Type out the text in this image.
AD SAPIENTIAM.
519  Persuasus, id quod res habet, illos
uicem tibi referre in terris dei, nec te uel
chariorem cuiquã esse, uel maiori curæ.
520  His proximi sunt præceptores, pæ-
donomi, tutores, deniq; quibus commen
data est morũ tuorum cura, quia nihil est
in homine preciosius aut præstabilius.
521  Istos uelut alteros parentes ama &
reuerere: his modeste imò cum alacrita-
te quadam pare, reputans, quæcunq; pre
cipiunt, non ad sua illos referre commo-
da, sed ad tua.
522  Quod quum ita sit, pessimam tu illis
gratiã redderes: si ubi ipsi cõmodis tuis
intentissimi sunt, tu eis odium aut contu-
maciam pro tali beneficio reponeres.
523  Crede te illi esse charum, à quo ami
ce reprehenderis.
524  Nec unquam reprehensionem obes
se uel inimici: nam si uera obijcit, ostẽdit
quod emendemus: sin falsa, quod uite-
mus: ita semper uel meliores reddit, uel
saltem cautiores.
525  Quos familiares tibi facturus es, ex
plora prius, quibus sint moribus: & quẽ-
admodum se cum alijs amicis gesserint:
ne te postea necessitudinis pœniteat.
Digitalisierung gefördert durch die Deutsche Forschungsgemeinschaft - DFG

# # # # # # #

Short task: Scan the material above for the word "sunt". Copy each line where it occurs.

Task result:
520  His proximi sunt præceptores, pæ-
intentissimi sunt, tu eis odium aut contu-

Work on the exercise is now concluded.